Exercise brief
Scan the data for "this" and copy the lines it appears in.

Information shown
>>
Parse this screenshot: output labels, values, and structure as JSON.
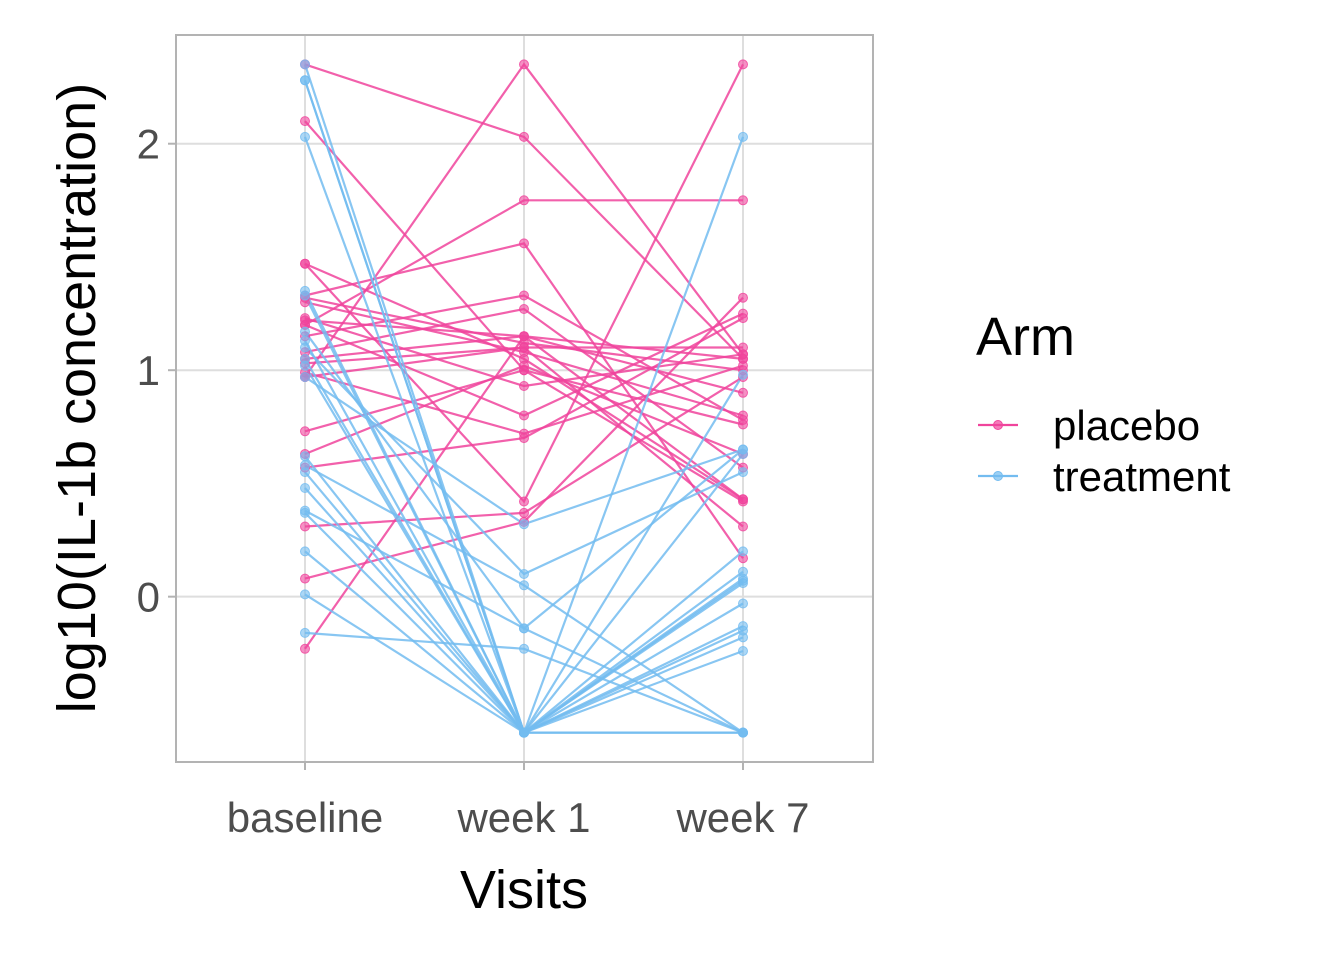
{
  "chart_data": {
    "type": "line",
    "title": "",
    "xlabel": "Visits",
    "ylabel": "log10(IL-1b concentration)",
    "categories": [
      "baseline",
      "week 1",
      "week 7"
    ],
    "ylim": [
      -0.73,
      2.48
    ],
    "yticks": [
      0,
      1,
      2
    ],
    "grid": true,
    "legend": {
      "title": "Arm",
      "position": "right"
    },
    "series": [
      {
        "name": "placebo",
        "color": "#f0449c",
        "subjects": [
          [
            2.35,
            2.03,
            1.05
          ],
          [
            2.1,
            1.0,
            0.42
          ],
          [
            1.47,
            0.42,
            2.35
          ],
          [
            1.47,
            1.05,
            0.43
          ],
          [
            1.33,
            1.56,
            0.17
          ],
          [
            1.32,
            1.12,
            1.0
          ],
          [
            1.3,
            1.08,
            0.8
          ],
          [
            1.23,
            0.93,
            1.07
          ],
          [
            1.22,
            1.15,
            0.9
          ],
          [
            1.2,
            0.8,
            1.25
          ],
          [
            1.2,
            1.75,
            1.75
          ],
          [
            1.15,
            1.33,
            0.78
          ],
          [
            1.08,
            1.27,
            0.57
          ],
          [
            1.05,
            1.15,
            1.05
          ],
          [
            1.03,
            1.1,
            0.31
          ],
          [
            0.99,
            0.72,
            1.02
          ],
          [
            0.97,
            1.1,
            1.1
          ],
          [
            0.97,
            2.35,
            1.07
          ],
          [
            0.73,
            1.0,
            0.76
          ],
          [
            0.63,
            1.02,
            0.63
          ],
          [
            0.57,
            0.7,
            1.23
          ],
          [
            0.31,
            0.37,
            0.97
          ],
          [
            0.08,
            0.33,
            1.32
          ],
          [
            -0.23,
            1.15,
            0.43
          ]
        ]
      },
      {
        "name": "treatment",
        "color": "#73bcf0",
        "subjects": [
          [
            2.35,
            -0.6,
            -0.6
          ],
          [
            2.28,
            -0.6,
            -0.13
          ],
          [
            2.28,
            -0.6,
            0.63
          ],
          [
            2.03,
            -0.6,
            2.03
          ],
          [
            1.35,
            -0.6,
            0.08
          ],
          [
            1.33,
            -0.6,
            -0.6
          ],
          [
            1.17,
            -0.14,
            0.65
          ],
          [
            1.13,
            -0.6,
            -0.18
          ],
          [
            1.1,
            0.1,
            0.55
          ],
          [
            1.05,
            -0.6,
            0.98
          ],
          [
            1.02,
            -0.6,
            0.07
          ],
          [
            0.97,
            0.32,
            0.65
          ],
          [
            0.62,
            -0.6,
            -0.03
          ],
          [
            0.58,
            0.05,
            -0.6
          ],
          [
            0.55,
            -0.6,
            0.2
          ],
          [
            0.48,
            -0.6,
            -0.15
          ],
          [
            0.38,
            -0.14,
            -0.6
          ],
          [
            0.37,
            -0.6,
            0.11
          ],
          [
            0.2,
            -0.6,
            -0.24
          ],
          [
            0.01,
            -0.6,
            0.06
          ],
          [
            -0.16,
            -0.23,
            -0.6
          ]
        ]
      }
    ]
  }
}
<<
>>
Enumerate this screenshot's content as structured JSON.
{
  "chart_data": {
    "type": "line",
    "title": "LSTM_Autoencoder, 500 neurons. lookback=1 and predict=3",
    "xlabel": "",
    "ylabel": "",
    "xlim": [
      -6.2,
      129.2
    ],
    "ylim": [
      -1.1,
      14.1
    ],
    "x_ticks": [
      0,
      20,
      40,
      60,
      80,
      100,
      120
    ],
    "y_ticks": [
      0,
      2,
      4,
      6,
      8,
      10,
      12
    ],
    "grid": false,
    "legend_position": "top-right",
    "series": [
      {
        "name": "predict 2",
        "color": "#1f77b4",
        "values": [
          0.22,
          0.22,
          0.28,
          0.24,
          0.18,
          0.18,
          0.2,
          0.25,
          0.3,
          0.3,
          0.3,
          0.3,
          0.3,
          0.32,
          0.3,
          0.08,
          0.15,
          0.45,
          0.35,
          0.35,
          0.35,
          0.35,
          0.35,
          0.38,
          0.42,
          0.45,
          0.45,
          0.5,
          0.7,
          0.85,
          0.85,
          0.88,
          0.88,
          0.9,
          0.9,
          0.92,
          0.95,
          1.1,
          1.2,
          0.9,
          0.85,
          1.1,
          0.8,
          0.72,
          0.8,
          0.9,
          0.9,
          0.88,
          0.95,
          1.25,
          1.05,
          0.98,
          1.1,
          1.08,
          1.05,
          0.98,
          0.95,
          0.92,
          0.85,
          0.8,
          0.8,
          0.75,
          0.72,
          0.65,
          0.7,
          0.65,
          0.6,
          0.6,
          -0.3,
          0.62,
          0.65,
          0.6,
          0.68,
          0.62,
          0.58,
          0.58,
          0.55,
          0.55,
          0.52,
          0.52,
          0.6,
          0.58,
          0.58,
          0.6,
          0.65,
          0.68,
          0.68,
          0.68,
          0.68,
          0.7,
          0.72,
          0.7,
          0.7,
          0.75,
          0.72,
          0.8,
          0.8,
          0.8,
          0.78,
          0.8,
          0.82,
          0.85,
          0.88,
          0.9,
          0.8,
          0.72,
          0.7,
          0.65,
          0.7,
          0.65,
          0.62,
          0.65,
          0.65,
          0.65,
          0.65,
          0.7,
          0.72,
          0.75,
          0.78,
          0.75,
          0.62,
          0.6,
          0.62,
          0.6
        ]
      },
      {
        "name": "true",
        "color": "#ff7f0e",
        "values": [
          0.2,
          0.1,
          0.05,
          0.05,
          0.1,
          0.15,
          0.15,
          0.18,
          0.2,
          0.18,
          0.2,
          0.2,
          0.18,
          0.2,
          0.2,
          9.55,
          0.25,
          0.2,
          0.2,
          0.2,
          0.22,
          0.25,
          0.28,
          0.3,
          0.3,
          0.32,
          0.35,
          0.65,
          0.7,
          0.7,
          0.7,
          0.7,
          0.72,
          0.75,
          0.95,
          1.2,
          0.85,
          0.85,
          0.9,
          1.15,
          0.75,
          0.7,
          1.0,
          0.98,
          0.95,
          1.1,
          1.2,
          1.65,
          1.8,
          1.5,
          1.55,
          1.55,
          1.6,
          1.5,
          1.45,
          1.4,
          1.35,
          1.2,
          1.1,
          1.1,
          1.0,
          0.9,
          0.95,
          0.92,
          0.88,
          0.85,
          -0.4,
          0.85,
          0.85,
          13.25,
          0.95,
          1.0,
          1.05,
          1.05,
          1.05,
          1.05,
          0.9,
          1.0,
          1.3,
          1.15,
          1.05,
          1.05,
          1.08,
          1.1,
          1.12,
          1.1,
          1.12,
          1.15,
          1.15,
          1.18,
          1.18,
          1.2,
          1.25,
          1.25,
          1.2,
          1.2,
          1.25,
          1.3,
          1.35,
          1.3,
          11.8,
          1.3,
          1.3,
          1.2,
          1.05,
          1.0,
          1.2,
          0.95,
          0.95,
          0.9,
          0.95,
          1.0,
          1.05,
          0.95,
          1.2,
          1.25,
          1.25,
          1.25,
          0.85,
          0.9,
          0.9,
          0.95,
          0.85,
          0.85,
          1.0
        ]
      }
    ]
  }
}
<<
>>
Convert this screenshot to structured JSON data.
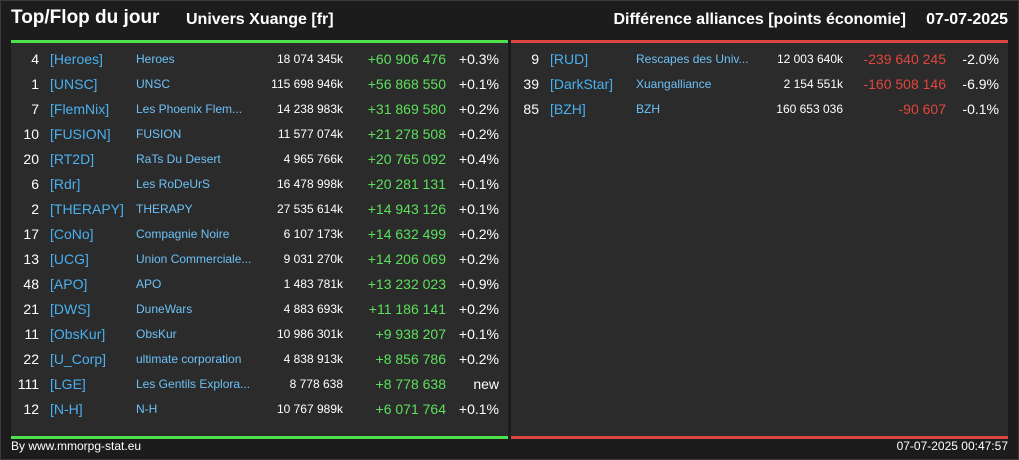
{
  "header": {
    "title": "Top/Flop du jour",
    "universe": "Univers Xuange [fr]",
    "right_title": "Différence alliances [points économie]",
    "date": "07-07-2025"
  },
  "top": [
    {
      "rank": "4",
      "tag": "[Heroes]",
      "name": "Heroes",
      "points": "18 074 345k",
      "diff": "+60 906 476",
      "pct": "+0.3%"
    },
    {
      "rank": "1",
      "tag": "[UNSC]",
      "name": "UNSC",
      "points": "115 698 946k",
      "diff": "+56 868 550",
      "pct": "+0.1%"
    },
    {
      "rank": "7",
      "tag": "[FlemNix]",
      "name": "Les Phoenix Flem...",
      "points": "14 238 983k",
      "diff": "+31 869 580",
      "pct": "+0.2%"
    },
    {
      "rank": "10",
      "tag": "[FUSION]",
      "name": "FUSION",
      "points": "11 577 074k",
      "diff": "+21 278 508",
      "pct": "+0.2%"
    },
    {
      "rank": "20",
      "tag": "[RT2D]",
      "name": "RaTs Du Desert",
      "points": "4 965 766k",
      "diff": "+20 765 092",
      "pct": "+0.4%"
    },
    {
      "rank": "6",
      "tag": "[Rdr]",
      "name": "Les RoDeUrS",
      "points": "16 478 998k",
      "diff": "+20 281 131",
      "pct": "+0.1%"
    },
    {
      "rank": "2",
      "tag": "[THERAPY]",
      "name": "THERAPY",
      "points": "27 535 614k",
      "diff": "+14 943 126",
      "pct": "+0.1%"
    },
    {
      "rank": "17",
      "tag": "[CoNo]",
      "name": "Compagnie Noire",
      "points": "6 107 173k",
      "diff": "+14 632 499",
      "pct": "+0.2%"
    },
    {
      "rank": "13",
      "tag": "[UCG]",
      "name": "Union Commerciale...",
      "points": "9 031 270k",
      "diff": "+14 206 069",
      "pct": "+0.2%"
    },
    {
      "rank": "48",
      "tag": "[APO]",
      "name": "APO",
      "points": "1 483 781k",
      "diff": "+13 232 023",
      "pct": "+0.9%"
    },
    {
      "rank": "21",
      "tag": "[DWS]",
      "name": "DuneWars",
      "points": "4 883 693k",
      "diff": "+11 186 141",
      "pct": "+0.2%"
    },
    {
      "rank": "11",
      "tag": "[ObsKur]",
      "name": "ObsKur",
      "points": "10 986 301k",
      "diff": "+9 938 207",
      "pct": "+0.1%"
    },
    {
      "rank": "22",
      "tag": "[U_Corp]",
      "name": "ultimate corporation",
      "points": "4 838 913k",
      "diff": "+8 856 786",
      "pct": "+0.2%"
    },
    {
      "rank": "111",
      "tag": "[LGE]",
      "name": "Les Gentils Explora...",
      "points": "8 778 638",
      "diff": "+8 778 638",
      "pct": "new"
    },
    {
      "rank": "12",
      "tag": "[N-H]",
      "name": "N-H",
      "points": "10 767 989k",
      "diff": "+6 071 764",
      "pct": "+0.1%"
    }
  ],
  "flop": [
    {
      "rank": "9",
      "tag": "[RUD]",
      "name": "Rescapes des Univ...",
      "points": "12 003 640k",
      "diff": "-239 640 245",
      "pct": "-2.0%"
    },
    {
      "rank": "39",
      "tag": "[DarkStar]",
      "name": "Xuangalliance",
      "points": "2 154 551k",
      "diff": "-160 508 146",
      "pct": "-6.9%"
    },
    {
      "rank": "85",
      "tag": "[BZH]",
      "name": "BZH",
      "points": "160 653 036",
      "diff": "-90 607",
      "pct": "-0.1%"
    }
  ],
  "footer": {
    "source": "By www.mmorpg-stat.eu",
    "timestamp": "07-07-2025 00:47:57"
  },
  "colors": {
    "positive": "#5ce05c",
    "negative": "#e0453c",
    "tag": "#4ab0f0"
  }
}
<<
Expected output
Parse this screenshot: output labels, values, and structure as JSON.
Enumerate this screenshot's content as structured JSON.
Convert this screenshot to structured JSON data.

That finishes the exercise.